YOUR OBJECTIVE. Print all of the data exactly as written.

[Document page transcription items]
== Segment start ==

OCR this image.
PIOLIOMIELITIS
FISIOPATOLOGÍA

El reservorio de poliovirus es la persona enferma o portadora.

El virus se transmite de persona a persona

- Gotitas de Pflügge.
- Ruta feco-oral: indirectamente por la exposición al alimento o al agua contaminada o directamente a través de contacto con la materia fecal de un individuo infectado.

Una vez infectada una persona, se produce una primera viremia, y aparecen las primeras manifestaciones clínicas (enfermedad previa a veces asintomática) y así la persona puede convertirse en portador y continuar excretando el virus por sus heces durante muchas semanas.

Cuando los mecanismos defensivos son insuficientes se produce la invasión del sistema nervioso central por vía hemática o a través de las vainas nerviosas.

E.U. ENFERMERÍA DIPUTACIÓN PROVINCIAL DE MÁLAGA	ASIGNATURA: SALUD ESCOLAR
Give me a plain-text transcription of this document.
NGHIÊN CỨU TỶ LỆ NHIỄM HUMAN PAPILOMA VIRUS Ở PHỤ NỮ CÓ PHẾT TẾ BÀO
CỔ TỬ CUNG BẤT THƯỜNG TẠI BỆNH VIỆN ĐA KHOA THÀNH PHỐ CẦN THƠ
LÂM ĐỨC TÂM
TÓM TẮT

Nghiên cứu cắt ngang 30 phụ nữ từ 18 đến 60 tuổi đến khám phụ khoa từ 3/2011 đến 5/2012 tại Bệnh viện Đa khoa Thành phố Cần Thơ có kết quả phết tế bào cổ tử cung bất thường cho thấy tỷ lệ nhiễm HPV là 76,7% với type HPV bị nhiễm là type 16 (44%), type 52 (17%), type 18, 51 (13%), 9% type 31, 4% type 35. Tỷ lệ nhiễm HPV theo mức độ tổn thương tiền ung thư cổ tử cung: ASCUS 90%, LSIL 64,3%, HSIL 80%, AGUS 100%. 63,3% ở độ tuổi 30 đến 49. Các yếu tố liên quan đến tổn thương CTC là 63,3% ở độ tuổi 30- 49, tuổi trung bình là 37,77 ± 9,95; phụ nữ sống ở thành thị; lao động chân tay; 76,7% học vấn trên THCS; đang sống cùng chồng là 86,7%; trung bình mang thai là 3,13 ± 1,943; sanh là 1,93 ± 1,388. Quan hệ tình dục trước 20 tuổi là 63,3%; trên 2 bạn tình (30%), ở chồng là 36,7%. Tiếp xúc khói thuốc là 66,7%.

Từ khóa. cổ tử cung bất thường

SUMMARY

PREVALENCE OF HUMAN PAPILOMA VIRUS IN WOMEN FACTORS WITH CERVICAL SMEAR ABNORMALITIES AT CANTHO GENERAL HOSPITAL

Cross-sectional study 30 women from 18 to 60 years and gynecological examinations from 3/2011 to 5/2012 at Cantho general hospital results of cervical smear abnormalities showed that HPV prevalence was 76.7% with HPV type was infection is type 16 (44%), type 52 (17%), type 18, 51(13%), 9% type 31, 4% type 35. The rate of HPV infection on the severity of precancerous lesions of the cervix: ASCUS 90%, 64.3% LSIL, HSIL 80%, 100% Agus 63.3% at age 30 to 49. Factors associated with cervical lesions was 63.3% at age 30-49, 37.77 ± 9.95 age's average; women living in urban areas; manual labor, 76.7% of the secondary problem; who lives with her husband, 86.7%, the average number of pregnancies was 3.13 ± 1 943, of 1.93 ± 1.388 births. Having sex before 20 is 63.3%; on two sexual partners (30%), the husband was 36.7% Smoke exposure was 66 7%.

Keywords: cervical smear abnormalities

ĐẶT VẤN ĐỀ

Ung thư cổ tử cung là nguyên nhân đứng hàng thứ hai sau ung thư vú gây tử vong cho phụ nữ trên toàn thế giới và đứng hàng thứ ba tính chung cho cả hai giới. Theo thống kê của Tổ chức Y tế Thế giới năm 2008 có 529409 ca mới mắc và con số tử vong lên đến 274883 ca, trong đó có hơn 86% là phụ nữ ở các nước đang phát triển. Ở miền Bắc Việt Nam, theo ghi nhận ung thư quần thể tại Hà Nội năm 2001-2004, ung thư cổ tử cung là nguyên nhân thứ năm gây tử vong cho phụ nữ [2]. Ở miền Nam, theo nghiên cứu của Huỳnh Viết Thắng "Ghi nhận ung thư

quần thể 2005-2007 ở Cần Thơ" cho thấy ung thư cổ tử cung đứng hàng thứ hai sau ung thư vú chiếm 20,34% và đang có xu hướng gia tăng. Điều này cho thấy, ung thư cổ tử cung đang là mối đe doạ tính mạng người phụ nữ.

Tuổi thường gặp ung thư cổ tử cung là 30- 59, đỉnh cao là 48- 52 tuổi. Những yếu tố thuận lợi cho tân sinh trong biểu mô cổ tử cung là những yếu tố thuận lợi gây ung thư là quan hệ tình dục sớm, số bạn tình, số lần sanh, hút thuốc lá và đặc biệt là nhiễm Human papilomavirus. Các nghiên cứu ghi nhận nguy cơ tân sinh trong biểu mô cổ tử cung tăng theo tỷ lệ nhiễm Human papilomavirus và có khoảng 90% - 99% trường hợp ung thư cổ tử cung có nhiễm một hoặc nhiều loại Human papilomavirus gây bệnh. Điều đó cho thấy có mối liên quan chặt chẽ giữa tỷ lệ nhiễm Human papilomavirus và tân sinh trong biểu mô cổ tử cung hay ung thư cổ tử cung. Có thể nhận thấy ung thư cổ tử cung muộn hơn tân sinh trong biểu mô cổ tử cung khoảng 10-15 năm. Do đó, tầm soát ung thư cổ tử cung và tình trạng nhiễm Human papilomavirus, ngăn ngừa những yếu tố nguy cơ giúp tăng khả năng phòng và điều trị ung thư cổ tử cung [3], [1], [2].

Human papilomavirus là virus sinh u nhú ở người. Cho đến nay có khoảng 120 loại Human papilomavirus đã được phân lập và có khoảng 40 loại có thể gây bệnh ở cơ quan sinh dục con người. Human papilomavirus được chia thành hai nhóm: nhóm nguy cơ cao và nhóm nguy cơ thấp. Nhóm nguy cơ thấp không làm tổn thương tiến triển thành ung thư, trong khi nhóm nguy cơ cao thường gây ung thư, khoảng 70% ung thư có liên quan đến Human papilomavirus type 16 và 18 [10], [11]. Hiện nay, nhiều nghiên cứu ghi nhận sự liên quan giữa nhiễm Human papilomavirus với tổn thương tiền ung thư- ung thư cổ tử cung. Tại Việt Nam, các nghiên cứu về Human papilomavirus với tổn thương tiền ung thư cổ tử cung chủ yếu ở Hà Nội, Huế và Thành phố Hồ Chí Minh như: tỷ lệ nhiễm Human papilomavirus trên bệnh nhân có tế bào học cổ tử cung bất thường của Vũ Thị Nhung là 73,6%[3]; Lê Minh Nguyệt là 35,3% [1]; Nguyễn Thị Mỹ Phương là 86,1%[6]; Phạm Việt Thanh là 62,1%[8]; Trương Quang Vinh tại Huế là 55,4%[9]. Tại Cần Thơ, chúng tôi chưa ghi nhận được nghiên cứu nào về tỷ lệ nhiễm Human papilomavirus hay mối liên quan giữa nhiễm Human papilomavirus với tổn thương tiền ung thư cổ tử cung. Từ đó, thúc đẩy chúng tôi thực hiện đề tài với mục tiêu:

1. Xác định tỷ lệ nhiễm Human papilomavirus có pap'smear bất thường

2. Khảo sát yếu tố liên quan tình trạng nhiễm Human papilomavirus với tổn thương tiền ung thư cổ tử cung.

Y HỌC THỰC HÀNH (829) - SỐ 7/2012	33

== Segment end ==

EXERCISE SOLUTION.
OCR this image.
PIOLIOMIELITIS
FISIOPATOLOGÍA

El reservorio de poliovirus es la persona enferma o portadora.

El virus se transmite de persona a persona

- Gotitas de Pflügge.
- Ruta feco-oral: indirectamente por la exposición al alimento o al agua contaminada o directamente a través de contacto con la materia fecal de un individuo infectado.

Una vez infectada una persona, se produce una primera viremia, y aparecen las primeras manifestaciones clínicas (enfermedad previa a veces asintomática) y así la persona puede convertirse en portador y continuar excretando el virus por sus heces durante muchas semanas.

Cuando los mecanismos defensivos son insuficientes se produce la invasión del sistema nervioso central por vía hemática o a través de las vainas nerviosas.

E.U. ENFERMERÍA DIPUTACIÓN PROVINCIAL DE MÁLAGA	ASIGNATURA: SALUD ESCOLAR
Give me a plain-text transcription of this document.
NGHIÊN CỨU TỶ LỆ NHIỄM HUMAN PAPILOMA VIRUS Ở PHỤ NỮ CÓ PHẾT TẾ BÀO
CỔ TỬ CUNG BẤT THƯỜNG TẠI BỆNH VIỆN ĐA KHOA THÀNH PHỐ CẦN THƠ
LÂM ĐỨC TÂM
TÓM TẮT

Nghiên cứu cắt ngang 30 phụ nữ từ 18 đến 60 tuổi đến khám phụ khoa từ 3/2011 đến 5/2012 tại Bệnh viện Đa khoa Thành phố Cần Thơ có kết quả phết tế bào cổ tử cung bất thường cho thấy tỷ lệ nhiễm HPV là 76,7% với type HPV bị nhiễm là type 16 (44%), type 52 (17%), type 18, 51 (13%), 9% type 31, 4% type 35. Tỷ lệ nhiễm HPV theo mức độ tổn thương tiền ung thư cổ tử cung: ASCUS 90%, LSIL 64,3%, HSIL 80%, AGUS 100%. 63,3% ở độ tuổi 30 đến 49. Các yếu tố liên quan đến tổn thương CTC là 63,3% ở độ tuổi 30- 49, tuổi trung bình là 37,77 ± 9,95; phụ nữ sống ở thành thị; lao động chân tay; 76,7% học vấn trên THCS; đang sống cùng chồng là 86,7%; trung bình mang thai là 3,13 ± 1,943; sanh là 1,93 ± 1,388. Quan hệ tình dục trước 20 tuổi là 63,3%; trên 2 bạn tình (30%), ở chồng là 36,7%. Tiếp xúc khói thuốc là 66,7%.

Từ khóa. cổ tử cung bất thường

SUMMARY

PREVALENCE OF HUMAN PAPILOMA VIRUS IN WOMEN FACTORS WITH CERVICAL SMEAR ABNORMALITIES AT CANTHO GENERAL HOSPITAL

Cross-sectional study 30 women from 18 to 60 years and gynecological examinations from 3/2011 to 5/2012 at Cantho general hospital results of cervical smear abnormalities showed that HPV prevalence was 76.7% with HPV type was infection is type 16 (44%), type 52 (17%), type 18, 51(13%), 9% type 31, 4% type 35. The rate of HPV infection on the severity of precancerous lesions of the cervix: ASCUS 90%, 64.3% LSIL, HSIL 80%, 100% Agus 63.3% at age 30 to 49. Factors associated with cervical lesions was 63.3% at age 30-49, 37.77 ± 9.95 age's average; women living in urban areas; manual labor, 76.7% of the secondary problem; who lives with her husband, 86.7%, the average number of pregnancies was 3.13 ± 1 943, of 1.93 ± 1.388 births. Having sex before 20 is 63.3%; on two sexual partners (30%), the husband was 36.7% Smoke exposure was 66 7%.

Keywords: cervical smear abnormalities

ĐẶT VẤN ĐỀ

Ung thư cổ tử cung là nguyên nhân đứng hàng thứ hai sau ung thư vú gây tử vong cho phụ nữ trên toàn thế giới và đứng hàng thứ ba tính chung cho cả hai giới. Theo thống kê của Tổ chức Y tế Thế giới năm 2008 có 529409 ca mới mắc và con số tử vong lên đến 274883 ca, trong đó có hơn 86% là phụ nữ ở các nước đang phát triển. Ở miền Bắc Việt Nam, theo ghi nhận ung thư quần thể tại Hà Nội năm 2001-2004, ung thư cổ tử cung là nguyên nhân thứ năm gây tử vong cho phụ nữ [2]. Ở miền Nam, theo nghiên cứu của Huỳnh Viết Thắng "Ghi nhận ung thư

quần thể 2005-2007 ở Cần Thơ" cho thấy ung thư cổ tử cung đứng hàng thứ hai sau ung thư vú chiếm 20,34% và đang có xu hướng gia tăng. Điều này cho thấy, ung thư cổ tử cung đang là mối đe doạ tính mạng người phụ nữ.

Tuổi thường gặp ung thư cổ tử cung là 30- 59, đỉnh cao là 48- 52 tuổi. Những yếu tố thuận lợi cho tân sinh trong biểu mô cổ tử cung là những yếu tố thuận lợi gây ung thư là quan hệ tình dục sớm, số bạn tình, số lần sanh, hút thuốc lá và đặc biệt là nhiễm Human papilomavirus. Các nghiên cứu ghi nhận nguy cơ tân sinh trong biểu mô cổ tử cung tăng theo tỷ lệ nhiễm Human papilomavirus và có khoảng 90% - 99% trường hợp ung thư cổ tử cung có nhiễm một hoặc nhiều loại Human papilomavirus gây bệnh. Điều đó cho thấy có mối liên quan chặt chẽ giữa tỷ lệ nhiễm Human papilomavirus và tân sinh trong biểu mô cổ tử cung hay ung thư cổ tử cung. Có thể nhận thấy ung thư cổ tử cung muộn hơn tân sinh trong biểu mô cổ tử cung khoảng 10-15 năm. Do đó, tầm soát ung thư cổ tử cung và tình trạng nhiễm Human papilomavirus, ngăn ngừa những yếu tố nguy cơ giúp tăng khả năng phòng và điều trị ung thư cổ tử cung [3], [1], [2].

Human papilomavirus là virus sinh u nhú ở người. Cho đến nay có khoảng 120 loại Human papilomavirus đã được phân lập và có khoảng 40 loại có thể gây bệnh ở cơ quan sinh dục con người. Human papilomavirus được chia thành hai nhóm: nhóm nguy cơ cao và nhóm nguy cơ thấp. Nhóm nguy cơ thấp không làm tổn thương tiến triển thành ung thư, trong khi nhóm nguy cơ cao thường gây ung thư, khoảng 70% ung thư có liên quan đến Human papilomavirus type 16 và 18 [10], [11]. Hiện nay, nhiều nghiên cứu ghi nhận sự liên quan giữa nhiễm Human papilomavirus với tổn thương tiền ung thư- ung thư cổ tử cung. Tại Việt Nam, các nghiên cứu về Human papilomavirus với tổn thương tiền ung thư cổ tử cung chủ yếu ở Hà Nội, Huế và Thành phố Hồ Chí Minh như: tỷ lệ nhiễm Human papilomavirus trên bệnh nhân có tế bào học cổ tử cung bất thường của Vũ Thị Nhung là 73,6%[3]; Lê Minh Nguyệt là 35,3% [1]; Nguyễn Thị Mỹ Phương là 86,1%[6]; Phạm Việt Thanh là 62,1%[8]; Trương Quang Vinh tại Huế là 55,4%[9]. Tại Cần Thơ, chúng tôi chưa ghi nhận được nghiên cứu nào về tỷ lệ nhiễm Human papilomavirus hay mối liên quan giữa nhiễm Human papilomavirus với tổn thương tiền ung thư cổ tử cung. Từ đó, thúc đẩy chúng tôi thực hiện đề tài với mục tiêu:

1. Xác định tỷ lệ nhiễm Human papilomavirus có pap'smear bất thường

2. Khảo sát yếu tố liên quan tình trạng nhiễm Human papilomavirus với tổn thương tiền ung thư cổ tử cung.

Y HỌC THỰC HÀNH (829) - SỐ 7/2012	33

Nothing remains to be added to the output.